• WHAT TO PRODUCE
Quote the listing below in full and exactly as written, but omit every picture.

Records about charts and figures
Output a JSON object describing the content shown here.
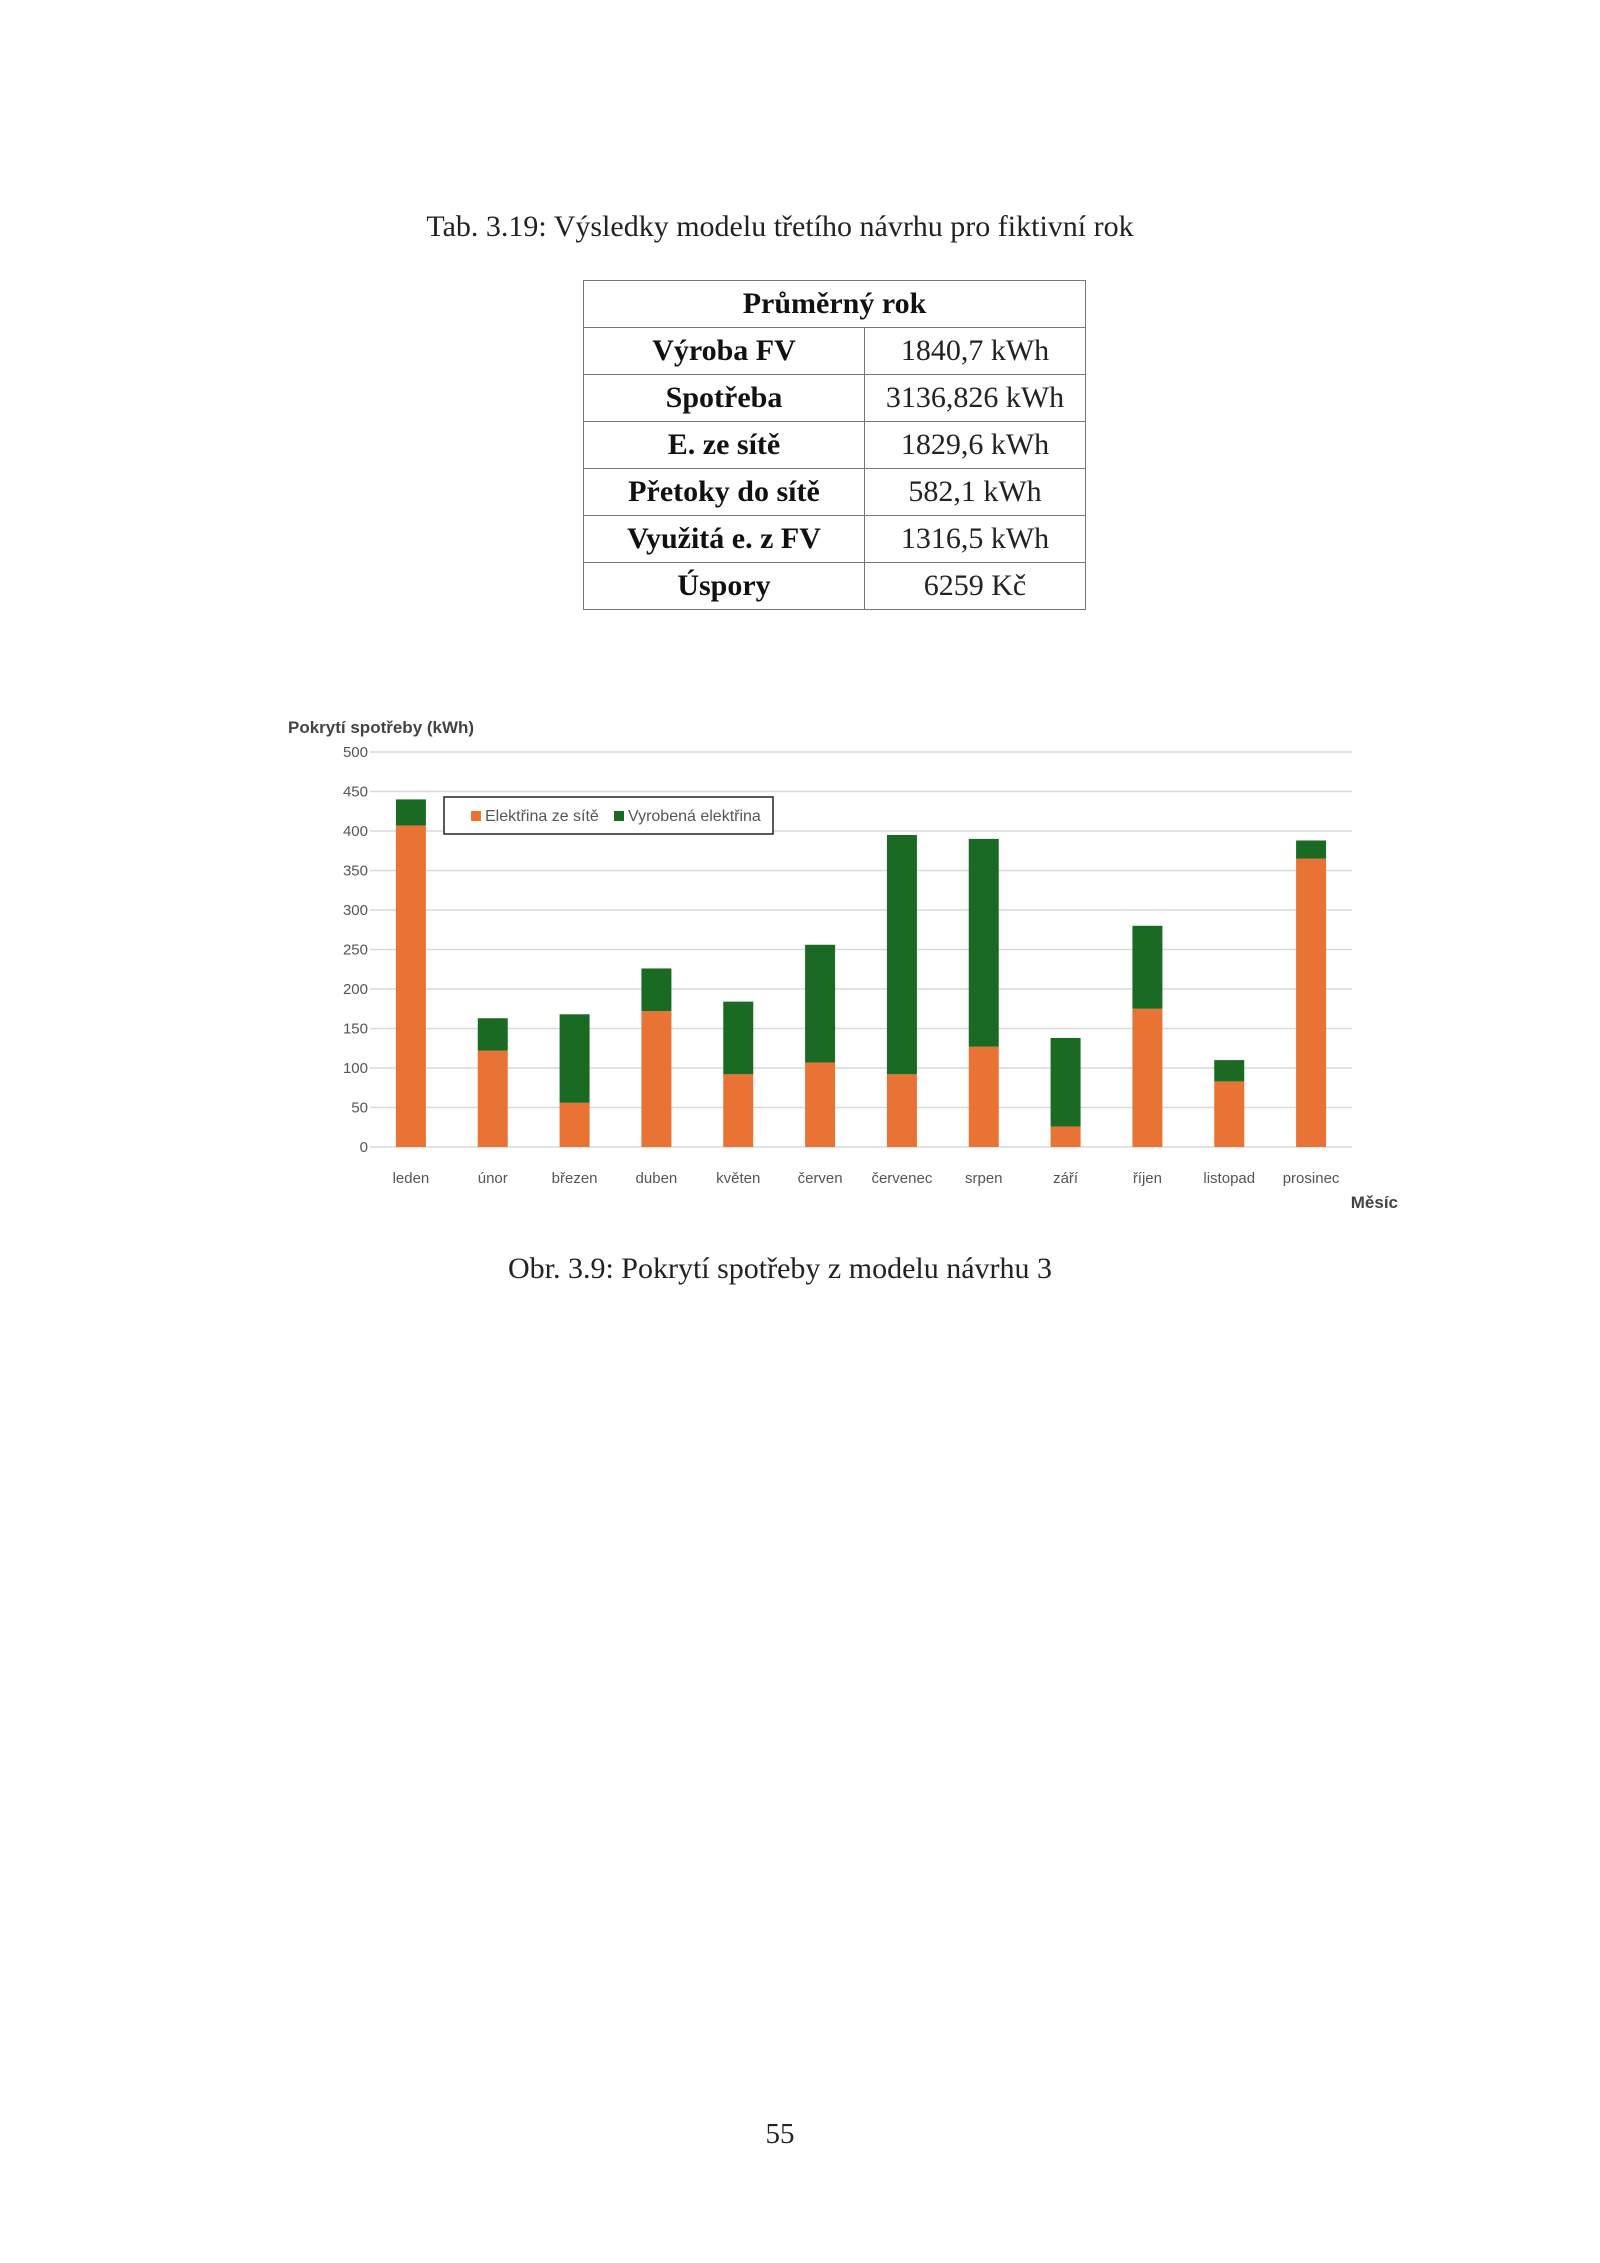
{
  "table_caption": "Tab. 3.19: Výsledky modelu třetího návrhu pro fiktivní rok",
  "table": {
    "header": "Průměrný rok",
    "rows": [
      {
        "label": "Výroba FV",
        "value": "1840,7 kWh"
      },
      {
        "label": "Spotřeba",
        "value": "3136,826 kWh"
      },
      {
        "label": "E. ze sítě",
        "value": "1829,6 kWh"
      },
      {
        "label": "Přetoky do sítě",
        "value": "582,1 kWh"
      },
      {
        "label": "Využitá e. z FV",
        "value": "1316,5 kWh"
      },
      {
        "label": "Úspory",
        "value": "6259 Kč"
      }
    ]
  },
  "chart_data": {
    "type": "bar",
    "stacked": true,
    "title": "",
    "ylabel": "Pokrytí spotřeby (kWh)",
    "xlabel": "Měsíc",
    "ylim": [
      0,
      500
    ],
    "yticks": [
      0,
      50,
      100,
      150,
      200,
      250,
      300,
      350,
      400,
      450,
      500
    ],
    "grid": true,
    "legend_position": "top-center",
    "categories": [
      "leden",
      "únor",
      "březen",
      "duben",
      "květen",
      "červen",
      "červenec",
      "srpen",
      "září",
      "říjen",
      "listopad",
      "prosinec"
    ],
    "series": [
      {
        "name": "Elektřina ze sítě",
        "color": "#E97334",
        "values": [
          407,
          122,
          56,
          172,
          92,
          107,
          92,
          127,
          26,
          175,
          83,
          365
        ]
      },
      {
        "name": "Vyrobená elektřina",
        "color": "#1B6A23",
        "values": [
          33,
          41,
          112,
          54,
          92,
          149,
          303,
          263,
          112,
          105,
          27,
          23
        ]
      }
    ]
  },
  "figure_caption": "Obr. 3.9: Pokrytí spotřeby z modelu návrhu 3",
  "page_number": "55"
}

• PROBLEM SOLUTION
Output a JSON object describing the content shown here.
{
  "table_caption": "Tab. 3.19: Výsledky modelu třetího návrhu pro fiktivní rok",
  "table": {
    "header": "Průměrný rok",
    "rows": [
      {
        "label": "Výroba FV",
        "value": "1840,7 kWh"
      },
      {
        "label": "Spotřeba",
        "value": "3136,826 kWh"
      },
      {
        "label": "E. ze sítě",
        "value": "1829,6 kWh"
      },
      {
        "label": "Přetoky do sítě",
        "value": "582,1 kWh"
      },
      {
        "label": "Využitá e. z FV",
        "value": "1316,5 kWh"
      },
      {
        "label": "Úspory",
        "value": "6259 Kč"
      }
    ]
  },
  "chart_data": {
    "type": "bar",
    "stacked": true,
    "title": "",
    "ylabel": "Pokrytí spotřeby (kWh)",
    "xlabel": "Měsíc",
    "ylim": [
      0,
      500
    ],
    "yticks": [
      0,
      50,
      100,
      150,
      200,
      250,
      300,
      350,
      400,
      450,
      500
    ],
    "grid": true,
    "legend_position": "top-center",
    "categories": [
      "leden",
      "únor",
      "březen",
      "duben",
      "květen",
      "červen",
      "červenec",
      "srpen",
      "září",
      "říjen",
      "listopad",
      "prosinec"
    ],
    "series": [
      {
        "name": "Elektřina ze sítě",
        "color": "#E97334",
        "values": [
          407,
          122,
          56,
          172,
          92,
          107,
          92,
          127,
          26,
          175,
          83,
          365
        ]
      },
      {
        "name": "Vyrobená elektřina",
        "color": "#1B6A23",
        "values": [
          33,
          41,
          112,
          54,
          92,
          149,
          303,
          263,
          112,
          105,
          27,
          23
        ]
      }
    ]
  },
  "figure_caption": "Obr. 3.9: Pokrytí spotřeby z modelu návrhu 3",
  "page_number": "55"
}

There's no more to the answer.